### WHAT YOU ARE ASKED TO DO
Your task is to copy the listing exactly, with the pictures left out.

-- BEGIN --

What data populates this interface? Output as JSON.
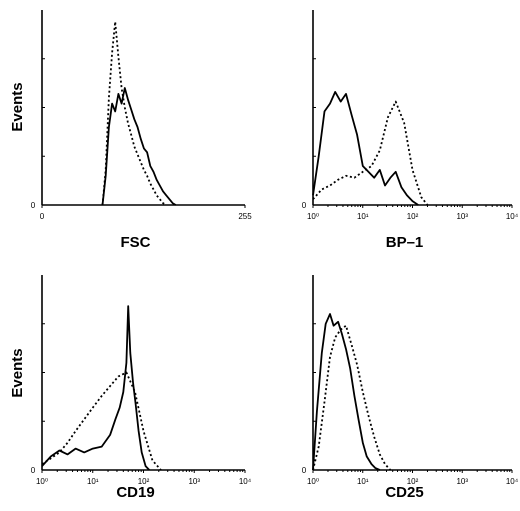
{
  "chart_data": [
    {
      "type": "line",
      "panel": "top-left",
      "xlabel": "FSC",
      "ylabel": "Events",
      "xscale": "linear",
      "xlim": [
        0,
        255
      ],
      "ymin_label": "0",
      "xtick_labels": [
        "0",
        "255"
      ],
      "xticks": [
        0,
        255
      ],
      "series": [
        {
          "style": "solid",
          "x": [
            76,
            80,
            84,
            88,
            92,
            96,
            100,
            104,
            108,
            112,
            116,
            120,
            124,
            128,
            132,
            136,
            140,
            144,
            148,
            152,
            156,
            160,
            164,
            168
          ],
          "y": [
            0,
            15,
            40,
            52,
            48,
            57,
            52,
            60,
            54,
            49,
            44,
            40,
            34,
            29,
            27,
            20,
            17,
            13,
            10,
            7,
            5,
            3,
            1,
            0
          ]
        },
        {
          "style": "dotted",
          "x": [
            76,
            80,
            84,
            88,
            92,
            96,
            100,
            104,
            108,
            112,
            116,
            120,
            124,
            128,
            132,
            136,
            140,
            144,
            148,
            152,
            156
          ],
          "y": [
            0,
            18,
            55,
            78,
            94,
            76,
            60,
            50,
            42,
            36,
            30,
            26,
            22,
            18,
            15,
            11,
            8,
            5,
            3,
            1,
            0
          ]
        }
      ]
    },
    {
      "type": "line",
      "panel": "top-right",
      "xlabel": "BP–1",
      "ylabel": "",
      "xscale": "log",
      "xlim": [
        1,
        10000
      ],
      "ymin_label": "0",
      "xtick_labels": [
        "10⁰",
        "10¹",
        "10²",
        "10³",
        "10⁴"
      ],
      "xticks": [
        1,
        10,
        100,
        1000,
        10000
      ],
      "series": [
        {
          "style": "solid",
          "x": [
            1,
            1.3,
            1.7,
            2.2,
            2.8,
            3.6,
            4.6,
            6,
            7.7,
            10,
            13,
            17,
            22,
            28,
            36,
            46,
            60,
            77,
            100,
            130
          ],
          "y": [
            5,
            25,
            48,
            52,
            58,
            53,
            57,
            46,
            36,
            20,
            17,
            14,
            18,
            10,
            14,
            17,
            9,
            5,
            2,
            0
          ]
        },
        {
          "style": "dotted",
          "x": [
            1,
            1.5,
            2.2,
            3.2,
            4.6,
            6.8,
            10,
            15,
            22,
            32,
            46,
            68,
            100,
            150,
            200
          ],
          "y": [
            3,
            8,
            10,
            13,
            15,
            14,
            17,
            20,
            28,
            45,
            53,
            42,
            18,
            4,
            0
          ]
        }
      ]
    },
    {
      "type": "line",
      "panel": "bottom-left",
      "xlabel": "CD19",
      "ylabel": "Events",
      "xscale": "log",
      "xlim": [
        1,
        10000
      ],
      "ymin_label": "0",
      "xtick_labels": [
        "10⁰",
        "10¹",
        "10²",
        "10³",
        "10⁴"
      ],
      "xticks": [
        1,
        10,
        100,
        1000,
        10000
      ],
      "series": [
        {
          "style": "solid",
          "x": [
            1,
            1.5,
            2.2,
            3.2,
            4.6,
            6.8,
            10,
            15,
            22,
            28,
            34,
            40,
            46,
            50,
            55,
            62,
            70,
            80,
            92,
            110,
            130
          ],
          "y": [
            2,
            7,
            10,
            8,
            11,
            9,
            11,
            12,
            18,
            26,
            32,
            40,
            55,
            84,
            60,
            45,
            34,
            20,
            9,
            2,
            0
          ]
        },
        {
          "style": "dotted",
          "x": [
            1,
            1.5,
            2.2,
            3.2,
            4.6,
            6.8,
            10,
            15,
            22,
            32,
            46,
            68,
            100,
            150,
            220
          ],
          "y": [
            3,
            6,
            9,
            14,
            20,
            26,
            32,
            38,
            43,
            48,
            50,
            40,
            20,
            5,
            0
          ]
        }
      ]
    },
    {
      "type": "line",
      "panel": "bottom-right",
      "xlabel": "CD25",
      "ylabel": "",
      "xscale": "log",
      "xlim": [
        1,
        10000
      ],
      "ymin_label": "0",
      "xtick_labels": [
        "10⁰",
        "10¹",
        "10²",
        "10³",
        "10⁴"
      ],
      "xticks": [
        1,
        10,
        100,
        1000,
        10000
      ],
      "series": [
        {
          "style": "solid",
          "x": [
            1,
            1.2,
            1.5,
            1.8,
            2.2,
            2.6,
            3.2,
            3.8,
            4.6,
            5.6,
            6.8,
            8.2,
            10,
            12,
            15,
            18,
            22
          ],
          "y": [
            0,
            30,
            60,
            75,
            80,
            74,
            76,
            70,
            62,
            52,
            38,
            26,
            14,
            7,
            3,
            1,
            0
          ]
        },
        {
          "style": "dotted",
          "x": [
            1,
            1.3,
            1.7,
            2.2,
            2.8,
            3.6,
            4.6,
            6,
            7.7,
            10,
            13,
            17,
            22,
            28,
            36
          ],
          "y": [
            0,
            12,
            35,
            58,
            68,
            72,
            74,
            64,
            54,
            40,
            28,
            17,
            8,
            3,
            0
          ]
        }
      ]
    }
  ]
}
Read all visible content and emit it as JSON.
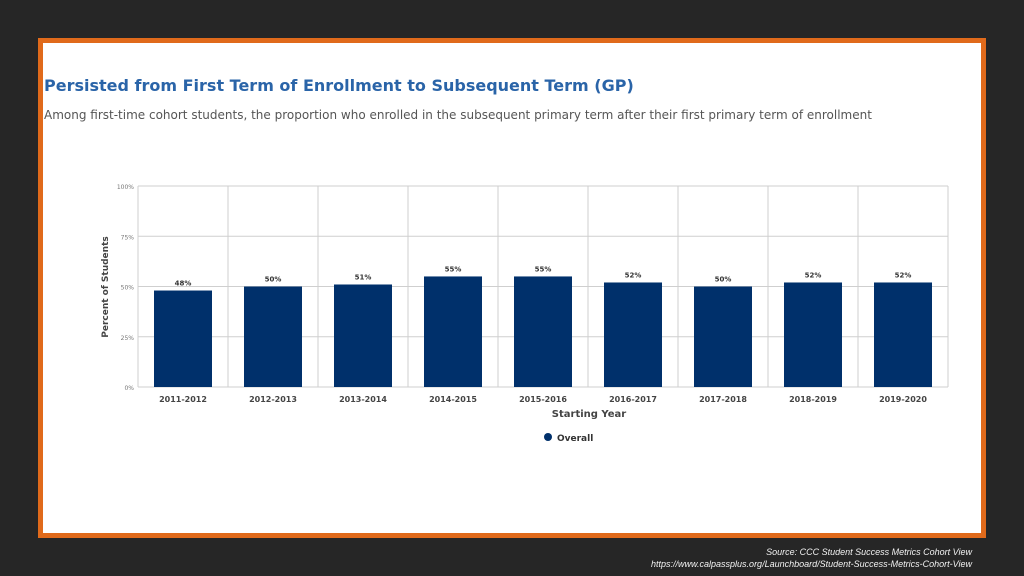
{
  "header": {
    "title": "Persisted from First Term of Enrollment to Subsequent Term (GP)",
    "subtitle": "Among first-time cohort students, the proportion who enrolled in the subsequent primary term after their first primary term of enrollment"
  },
  "source": {
    "line1": "Source:  CCC Student Success Metrics Cohort View",
    "line2": "https://www.calpassplus.org/Launchboard/Student-Success-Metrics-Cohort-View"
  },
  "colors": {
    "bar": "#00306b",
    "frame": "#e06a1b",
    "title": "#2a64a8",
    "background": "#262626"
  },
  "chart_data": {
    "type": "bar",
    "title": "Persisted from First Term of Enrollment to Subsequent Term (GP)",
    "subtitle": "Among first-time cohort students, the proportion who enrolled in the subsequent primary term after their first primary term of enrollment",
    "xlabel": "Starting Year",
    "ylabel": "Percent of Students",
    "ylim": [
      0,
      100
    ],
    "yticks": [
      "0%",
      "25%",
      "50%",
      "75%",
      "100%"
    ],
    "categories": [
      "2011-2012",
      "2012-2013",
      "2013-2014",
      "2014-2015",
      "2015-2016",
      "2016-2017",
      "2017-2018",
      "2018-2019",
      "2019-2020"
    ],
    "series": [
      {
        "name": "Overall",
        "values": [
          48,
          50,
          51,
          55,
          55,
          52,
          50,
          52,
          52
        ]
      }
    ],
    "data_labels": [
      "48%",
      "50%",
      "51%",
      "55%",
      "55%",
      "52%",
      "50%",
      "52%",
      "52%"
    ],
    "legend": "bottom-center",
    "grid": true
  }
}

-- END --

### CORRECT ANSWER
What data populates this interface? Output as JSON.
{
  "chart_data": [
    {
      "type": "line",
      "panel": "top-left",
      "xlabel": "FSC",
      "ylabel": "Events",
      "xscale": "linear",
      "xlim": [
        0,
        255
      ],
      "ymin_label": "0",
      "xtick_labels": [
        "0",
        "255"
      ],
      "xticks": [
        0,
        255
      ],
      "series": [
        {
          "style": "solid",
          "x": [
            76,
            80,
            84,
            88,
            92,
            96,
            100,
            104,
            108,
            112,
            116,
            120,
            124,
            128,
            132,
            136,
            140,
            144,
            148,
            152,
            156,
            160,
            164,
            168
          ],
          "y": [
            0,
            15,
            40,
            52,
            48,
            57,
            52,
            60,
            54,
            49,
            44,
            40,
            34,
            29,
            27,
            20,
            17,
            13,
            10,
            7,
            5,
            3,
            1,
            0
          ]
        },
        {
          "style": "dotted",
          "x": [
            76,
            80,
            84,
            88,
            92,
            96,
            100,
            104,
            108,
            112,
            116,
            120,
            124,
            128,
            132,
            136,
            140,
            144,
            148,
            152,
            156
          ],
          "y": [
            0,
            18,
            55,
            78,
            94,
            76,
            60,
            50,
            42,
            36,
            30,
            26,
            22,
            18,
            15,
            11,
            8,
            5,
            3,
            1,
            0
          ]
        }
      ]
    },
    {
      "type": "line",
      "panel": "top-right",
      "xlabel": "BP–1",
      "ylabel": "",
      "xscale": "log",
      "xlim": [
        1,
        10000
      ],
      "ymin_label": "0",
      "xtick_labels": [
        "10⁰",
        "10¹",
        "10²",
        "10³",
        "10⁴"
      ],
      "xticks": [
        1,
        10,
        100,
        1000,
        10000
      ],
      "series": [
        {
          "style": "solid",
          "x": [
            1,
            1.3,
            1.7,
            2.2,
            2.8,
            3.6,
            4.6,
            6,
            7.7,
            10,
            13,
            17,
            22,
            28,
            36,
            46,
            60,
            77,
            100,
            130
          ],
          "y": [
            5,
            25,
            48,
            52,
            58,
            53,
            57,
            46,
            36,
            20,
            17,
            14,
            18,
            10,
            14,
            17,
            9,
            5,
            2,
            0
          ]
        },
        {
          "style": "dotted",
          "x": [
            1,
            1.5,
            2.2,
            3.2,
            4.6,
            6.8,
            10,
            15,
            22,
            32,
            46,
            68,
            100,
            150,
            200
          ],
          "y": [
            3,
            8,
            10,
            13,
            15,
            14,
            17,
            20,
            28,
            45,
            53,
            42,
            18,
            4,
            0
          ]
        }
      ]
    },
    {
      "type": "line",
      "panel": "bottom-left",
      "xlabel": "CD19",
      "ylabel": "Events",
      "xscale": "log",
      "xlim": [
        1,
        10000
      ],
      "ymin_label": "0",
      "xtick_labels": [
        "10⁰",
        "10¹",
        "10²",
        "10³",
        "10⁴"
      ],
      "xticks": [
        1,
        10,
        100,
        1000,
        10000
      ],
      "series": [
        {
          "style": "solid",
          "x": [
            1,
            1.5,
            2.2,
            3.2,
            4.6,
            6.8,
            10,
            15,
            22,
            28,
            34,
            40,
            46,
            50,
            55,
            62,
            70,
            80,
            92,
            110,
            130
          ],
          "y": [
            2,
            7,
            10,
            8,
            11,
            9,
            11,
            12,
            18,
            26,
            32,
            40,
            55,
            84,
            60,
            45,
            34,
            20,
            9,
            2,
            0
          ]
        },
        {
          "style": "dotted",
          "x": [
            1,
            1.5,
            2.2,
            3.2,
            4.6,
            6.8,
            10,
            15,
            22,
            32,
            46,
            68,
            100,
            150,
            220
          ],
          "y": [
            3,
            6,
            9,
            14,
            20,
            26,
            32,
            38,
            43,
            48,
            50,
            40,
            20,
            5,
            0
          ]
        }
      ]
    },
    {
      "type": "line",
      "panel": "bottom-right",
      "xlabel": "CD25",
      "ylabel": "",
      "xscale": "log",
      "xlim": [
        1,
        10000
      ],
      "ymin_label": "0",
      "xtick_labels": [
        "10⁰",
        "10¹",
        "10²",
        "10³",
        "10⁴"
      ],
      "xticks": [
        1,
        10,
        100,
        1000,
        10000
      ],
      "series": [
        {
          "style": "solid",
          "x": [
            1,
            1.2,
            1.5,
            1.8,
            2.2,
            2.6,
            3.2,
            3.8,
            4.6,
            5.6,
            6.8,
            8.2,
            10,
            12,
            15,
            18,
            22
          ],
          "y": [
            0,
            30,
            60,
            75,
            80,
            74,
            76,
            70,
            62,
            52,
            38,
            26,
            14,
            7,
            3,
            1,
            0
          ]
        },
        {
          "style": "dotted",
          "x": [
            1,
            1.3,
            1.7,
            2.2,
            2.8,
            3.6,
            4.6,
            6,
            7.7,
            10,
            13,
            17,
            22,
            28,
            36
          ],
          "y": [
            0,
            12,
            35,
            58,
            68,
            72,
            74,
            64,
            54,
            40,
            28,
            17,
            8,
            3,
            0
          ]
        }
      ]
    }
  ]
}
Read all visible content and emit it as JSON.
{
  "header": {
    "title": "Persisted from First Term of Enrollment to Subsequent Term (GP)",
    "subtitle": "Among first-time cohort students, the proportion who enrolled in the subsequent primary term after their first primary term of enrollment"
  },
  "source": {
    "line1": "Source:  CCC Student Success Metrics Cohort View",
    "line2": "https://www.calpassplus.org/Launchboard/Student-Success-Metrics-Cohort-View"
  },
  "colors": {
    "bar": "#00306b",
    "frame": "#e06a1b",
    "title": "#2a64a8",
    "background": "#262626"
  },
  "chart_data": {
    "type": "bar",
    "title": "Persisted from First Term of Enrollment to Subsequent Term (GP)",
    "subtitle": "Among first-time cohort students, the proportion who enrolled in the subsequent primary term after their first primary term of enrollment",
    "xlabel": "Starting Year",
    "ylabel": "Percent of Students",
    "ylim": [
      0,
      100
    ],
    "yticks": [
      "0%",
      "25%",
      "50%",
      "75%",
      "100%"
    ],
    "categories": [
      "2011-2012",
      "2012-2013",
      "2013-2014",
      "2014-2015",
      "2015-2016",
      "2016-2017",
      "2017-2018",
      "2018-2019",
      "2019-2020"
    ],
    "series": [
      {
        "name": "Overall",
        "values": [
          48,
          50,
          51,
          55,
          55,
          52,
          50,
          52,
          52
        ]
      }
    ],
    "data_labels": [
      "48%",
      "50%",
      "51%",
      "55%",
      "55%",
      "52%",
      "50%",
      "52%",
      "52%"
    ],
    "legend": "bottom-center",
    "grid": true
  }
}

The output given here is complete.